[Kutipan yang Diberikan]
Oleh: Al
Ustadz Muhammad Umar Assewed Hafizhahullah
بسم الله الر مان الر حيم
Di antara syubhat (kebathilan yang berkedok kebenaran, ed.) yang
dilontarkan oleh para mudzabdzabin1) adalah
ucapan mereka: “Kita tidak boleh melupakan jasa-jasa dan kebaikan ahlul
bid’ah”, “Ketika kita mengkritik ahlul bid’ah, kita harus pula
menyebutkan kebaikan mereka”, atau “Bagaimana pun mereka juga mempunyai
kebaikan” dan kalimat-kalimat lain yang semakna. Sebaliknya para ulama yang
tidak menyebutkan kebaikan ahlul bid’ah dituduh zhalim dan tidak
adil.
Mereka berupaya untuk
meruntuhkan kaidah jarh (kritikan
dan celaan) para
ulama terhadap ahlul bid’ah, dengan menganggap bahwa
perselisihan yang terjadi di kalangan kelompok-kelompok sempalan ahlul
bid’ah adalah permasalahan keaneka-ragaman yang saling melengkapi, bukan
pertentangan. Kemudian mereka memberikan syarat bagi siapa saja yang hendak
mengkritik ahlul bid’ah dan menerangkan kesesatan yang ada padanya untuk
menyebutkan pula kebaikan-kebaikannya. Barangsiapa yang tidak melakukannya
berarti dia tergolong sebagai orang yang zhalim dan berlebihan alias
keterlaluan -menurut anggapan batil mereka.
Mereka mencari-cari dalil
untuk mendukung kebid’ahan mereka dengan ucapan yang samar, berbias
atau mutasyabihat agar
dapat dijadikan sebagai fitnah dan dicari-cari ta’wilnya. Hal ini sebagaimana
yang dilakukan oleh Ahmad
bin Abdurrahman As-Shuwayyan, Hisyam bin Ismail As-Shini, Salman Al-Audah, Zaid Az-Zaid, Aqil bin Muhammad Al-Muqthiri, Abdurrahman Abdul Khaliq dan
yang lainnya. Demikian pula yang dilakukan oleh para muqallid ("Pembeo" / "Pembebek", ed.) mereka
yang ada di Indonesia yang didukung oleh yayasan-yayasan tertentu seperti Ash-Shafwa,
Ihyaut Turats, Al-Haramain dan lain-lain.
Upaya mereka itu bertujuan
untuk menghilangkan sekat pemisah antara Ahlus Sunnah dan Ahlul Bid’ah,
untuk kemudian menggabungkan mereka dalam satu partai atau kelompok besar (hizbiyyah) yang hanya
mementingkan kuantitas (banyaknya pengikut, ed.) dan tidak mementingkan kualitas.

[Tujuan a] Tulis kembali setiap baris dari seluruh entri di bawah ini tanpa perubahan, tetapi jangan sertakan gambarnya dalam jawaban.

[Bahan yang Disediakan]
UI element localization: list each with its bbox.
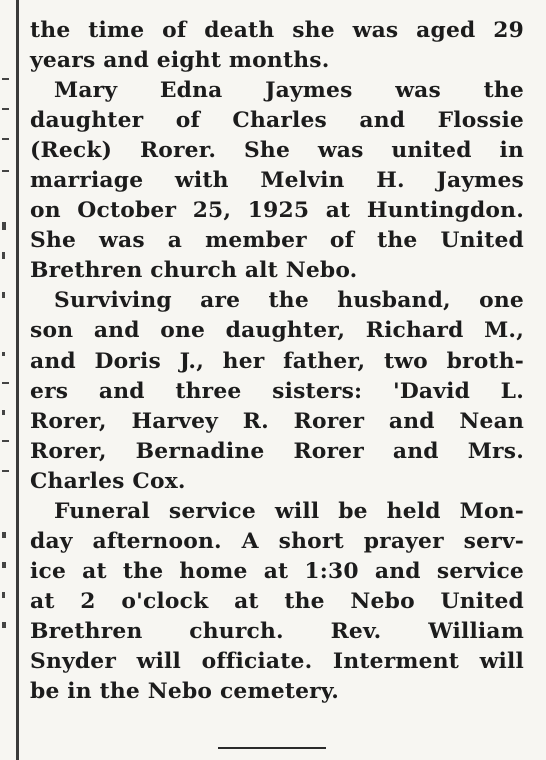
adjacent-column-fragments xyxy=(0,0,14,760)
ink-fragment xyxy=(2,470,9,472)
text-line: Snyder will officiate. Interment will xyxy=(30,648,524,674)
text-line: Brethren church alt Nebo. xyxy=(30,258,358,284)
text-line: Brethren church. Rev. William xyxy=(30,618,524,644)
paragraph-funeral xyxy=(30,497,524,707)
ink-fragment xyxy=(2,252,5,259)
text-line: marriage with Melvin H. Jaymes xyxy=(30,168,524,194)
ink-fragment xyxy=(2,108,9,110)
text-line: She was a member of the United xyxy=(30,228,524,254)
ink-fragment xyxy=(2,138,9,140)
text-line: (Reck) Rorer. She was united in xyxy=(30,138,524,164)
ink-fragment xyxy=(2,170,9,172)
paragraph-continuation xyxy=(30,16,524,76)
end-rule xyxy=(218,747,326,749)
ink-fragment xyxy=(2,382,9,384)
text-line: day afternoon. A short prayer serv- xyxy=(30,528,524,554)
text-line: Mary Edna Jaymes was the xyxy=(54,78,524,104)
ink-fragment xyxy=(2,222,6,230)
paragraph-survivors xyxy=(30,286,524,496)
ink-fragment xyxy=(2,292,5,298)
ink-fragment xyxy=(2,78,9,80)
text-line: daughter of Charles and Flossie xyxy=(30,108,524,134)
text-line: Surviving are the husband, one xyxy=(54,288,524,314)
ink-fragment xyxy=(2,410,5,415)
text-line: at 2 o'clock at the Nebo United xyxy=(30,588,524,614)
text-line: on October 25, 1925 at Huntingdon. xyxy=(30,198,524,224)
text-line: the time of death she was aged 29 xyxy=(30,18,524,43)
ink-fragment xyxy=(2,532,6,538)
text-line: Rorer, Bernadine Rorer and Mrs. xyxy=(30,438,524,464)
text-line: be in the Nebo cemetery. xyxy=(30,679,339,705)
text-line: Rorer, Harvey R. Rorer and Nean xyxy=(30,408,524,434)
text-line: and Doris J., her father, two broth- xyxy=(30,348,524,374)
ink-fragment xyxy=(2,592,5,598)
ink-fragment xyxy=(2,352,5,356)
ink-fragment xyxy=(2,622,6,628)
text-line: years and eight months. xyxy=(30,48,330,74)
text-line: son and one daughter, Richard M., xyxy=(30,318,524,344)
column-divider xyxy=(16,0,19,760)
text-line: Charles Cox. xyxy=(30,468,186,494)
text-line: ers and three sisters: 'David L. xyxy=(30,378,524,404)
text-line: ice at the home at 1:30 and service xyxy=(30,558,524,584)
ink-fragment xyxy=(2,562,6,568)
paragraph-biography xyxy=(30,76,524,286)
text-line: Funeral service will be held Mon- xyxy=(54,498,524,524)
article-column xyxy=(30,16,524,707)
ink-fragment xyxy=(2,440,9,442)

[Tujuan b] Menurut paragraf terakhir kutipan, apa tujuan upaya yang dibahas di sana?

[Penyelesaian Latihan a]
UI element localization: list each with its bbox.
adjacent-column-fragments xyxy=(0,0,14,760)
ink-fragment xyxy=(2,470,9,472)
text-line: Snyder will officiate. Interment will xyxy=(30,648,524,674)
text-line: Brethren church alt Nebo. xyxy=(30,258,358,284)
text-line: Brethren church. Rev. William xyxy=(30,618,524,644)
paragraph-funeral xyxy=(30,497,524,707)
ink-fragment xyxy=(2,252,5,259)
text-line: marriage with Melvin H. Jaymes xyxy=(30,168,524,194)
ink-fragment xyxy=(2,108,9,110)
text-line: She was a member of the United xyxy=(30,228,524,254)
ink-fragment xyxy=(2,138,9,140)
text-line: (Reck) Rorer. She was united in xyxy=(30,138,524,164)
ink-fragment xyxy=(2,170,9,172)
paragraph-continuation xyxy=(30,16,524,76)
end-rule xyxy=(218,747,326,749)
ink-fragment xyxy=(2,382,9,384)
text-line: day afternoon. A short prayer serv- xyxy=(30,528,524,554)
text-line: Mary Edna Jaymes was the xyxy=(54,78,524,104)
ink-fragment xyxy=(2,222,6,230)
paragraph-survivors xyxy=(30,286,524,496)
ink-fragment xyxy=(2,292,5,298)
ink-fragment xyxy=(2,78,9,80)
text-line: daughter of Charles and Flossie xyxy=(30,108,524,134)
text-line: Surviving are the husband, one xyxy=(54,288,524,314)
ink-fragment xyxy=(2,410,5,415)
text-line: at 2 o'clock at the Nebo United xyxy=(30,588,524,614)
text-line: on October 25, 1925 at Huntingdon. xyxy=(30,198,524,224)
text-line: the time of death she was aged 29 xyxy=(30,18,524,43)
ink-fragment xyxy=(2,532,6,538)
text-line: Rorer, Bernadine Rorer and Mrs. xyxy=(30,438,524,464)
text-line: be in the Nebo cemetery. xyxy=(30,679,339,705)
text-line: Rorer, Harvey R. Rorer and Nean xyxy=(30,408,524,434)
text-line: and Doris J., her father, two broth- xyxy=(30,348,524,374)
ink-fragment xyxy=(2,592,5,598)
ink-fragment xyxy=(2,352,5,356)
ink-fragment xyxy=(2,622,6,628)
text-line: years and eight months. xyxy=(30,48,330,74)
text-line: son and one daughter, Richard M., xyxy=(30,318,524,344)
column-divider xyxy=(16,0,19,760)
text-line: Charles Cox. xyxy=(30,468,186,494)
text-line: ers and three sisters: 'David L. xyxy=(30,378,524,404)
text-line: ice at the home at 1:30 and service xyxy=(30,558,524,584)
ink-fragment xyxy=(2,562,6,568)
paragraph-biography xyxy=(30,76,524,286)
text-line: Funeral service will be held Mon- xyxy=(54,498,524,524)
article-column xyxy=(30,16,524,707)
ink-fragment xyxy=(2,440,9,442)

[Penyelesaian Latihan b] Tujuannya adalah menghilangkan sekat pemisah antara Ahlus Sunnah dan Ahlul Bid’ah, lalu menggabungkan mereka dalam satu partai atau kelompok besar (hizbiyyah) yang hanya mementingkan kuantitas dan tidak mementingkan kualitas.